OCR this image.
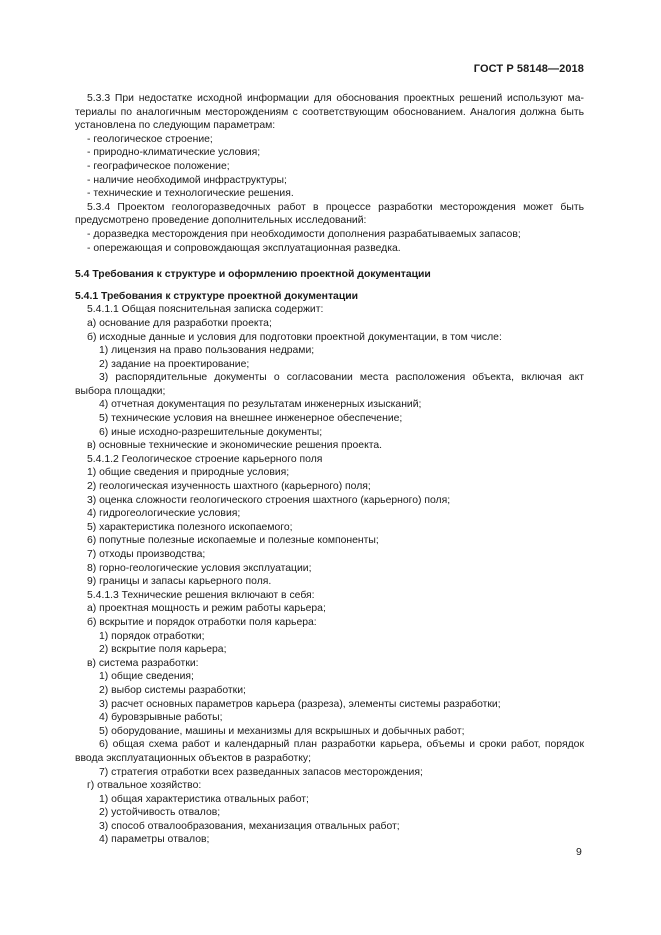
ГОСТ Р 58148—2018
5.3.3 При недостатке исходной информации для обоснования проектных решений используют ма-
териалы по аналогичным месторождениям с соответствующим обоснованием. Аналогия должна быть
установлена по следующим параметрам:
- геологическое строение;
- природно-климатические условия;
- географическое положение;
- наличие необходимой инфраструктуры;
- технические и технологические решения.
5.3.4 Проектом геологоразведочных работ в процессе разработки месторождения может быть
предусмотрено проведение дополнительных исследований:
- доразведка месторождения при необходимости дополнения разрабатываемых запасов;
- опережающая и сопровождающая эксплуатационная разведка.
5.4 Требования к структуре и оформлению проектной документации
5.4.1 Требования к структуре проектной документации
5.4.1.1 Общая пояснительная записка содержит:
а) основание для разработки проекта;
б) исходные данные и условия для подготовки проектной документации, в том числе:
1) лицензия на право пользования недрами;
2) задание на проектирование;
3) распорядительные документы о согласовании места расположения объекта, включая акт
выбора площадки;
4) отчетная документация по результатам инженерных изысканий;
5) технические условия на внешнее инженерное обеспечение;
6) иные исходно-разрешительные документы;
в) основные технические и экономические решения проекта.
5.4.1.2 Геологическое строение карьерного поля
1) общие сведения и природные условия;
2) геологическая изученность шахтного (карьерного) поля;
3) оценка сложности геологического строения шахтного (карьерного) поля;
4) гидрогеологические условия;
5) характеристика полезного ископаемого;
6) попутные полезные ископаемые и полезные компоненты;
7) отходы производства;
8) горно-геологические условия эксплуатации;
9) границы и запасы карьерного поля.
5.4.1.3 Технические решения включают в себя:
а) проектная мощность и режим работы карьера;
б) вскрытие и порядок отработки поля карьера:
1) порядок отработки;
2) вскрытие поля карьера;
в) система разработки:
1) общие сведения;
2) выбор системы разработки;
3) расчет основных параметров карьера (разреза), элементы системы разработки;
4) буровзрывные работы;
5) оборудование, машины и механизмы для вскрышных и добычных работ;
6) общая схема работ и календарный план разработки карьера, объемы и сроки работ, порядок
ввода эксплуатационных объектов в разработку;
7) стратегия отработки всех разведанных запасов месторождения;
г) отвальное хозяйство:
1) общая характеристика отвальных работ;
2) устойчивость отвалов;
3) способ отвалообразования, механизация отвальных работ;
4) параметры отвалов;
9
════════════════════
* Given instruction:
Reproduce all of the material exactly, apart from the pictures.

* Reply to the task:
OCR this image.
ГОСТ Р 58148—2018
5.3.3 При недостатке исходной информации для обоснования проектных решений используют ма-
териалы по аналогичным месторождениям с соответствующим обоснованием. Аналогия должна быть
установлена по следующим параметрам:
- геологическое строение;
- природно-климатические условия;
- географическое положение;
- наличие необходимой инфраструктуры;
- технические и технологические решения.
5.3.4 Проектом геологоразведочных работ в процессе разработки месторождения может быть
предусмотрено проведение дополнительных исследований:
- доразведка месторождения при необходимости дополнения разрабатываемых запасов;
- опережающая и сопровождающая эксплуатационная разведка.
5.4 Требования к структуре и оформлению проектной документации
5.4.1 Требования к структуре проектной документации
5.4.1.1 Общая пояснительная записка содержит:
а) основание для разработки проекта;
б) исходные данные и условия для подготовки проектной документации, в том числе:
1) лицензия на право пользования недрами;
2) задание на проектирование;
3) распорядительные документы о согласовании места расположения объекта, включая акт
выбора площадки;
4) отчетная документация по результатам инженерных изысканий;
5) технические условия на внешнее инженерное обеспечение;
6) иные исходно-разрешительные документы;
в) основные технические и экономические решения проекта.
5.4.1.2 Геологическое строение карьерного поля
1) общие сведения и природные условия;
2) геологическая изученность шахтного (карьерного) поля;
3) оценка сложности геологического строения шахтного (карьерного) поля;
4) гидрогеологические условия;
5) характеристика полезного ископаемого;
6) попутные полезные ископаемые и полезные компоненты;
7) отходы производства;
8) горно-геологические условия эксплуатации;
9) границы и запасы карьерного поля.
5.4.1.3 Технические решения включают в себя:
а) проектная мощность и режим работы карьера;
б) вскрытие и порядок отработки поля карьера:
1) порядок отработки;
2) вскрытие поля карьера;
в) система разработки:
1) общие сведения;
2) выбор системы разработки;
3) расчет основных параметров карьера (разреза), элементы системы разработки;
4) буровзрывные работы;
5) оборудование, машины и механизмы для вскрышных и добычных работ;
6) общая схема работ и календарный план разработки карьера, объемы и сроки работ, порядок
ввода эксплуатационных объектов в разработку;
7) стратегия отработки всех разведанных запасов месторождения;
г) отвальное хозяйство:
1) общая характеристика отвальных работ;
2) устойчивость отвалов;
3) способ отвалообразования, механизация отвальных работ;
4) параметры отвалов;
9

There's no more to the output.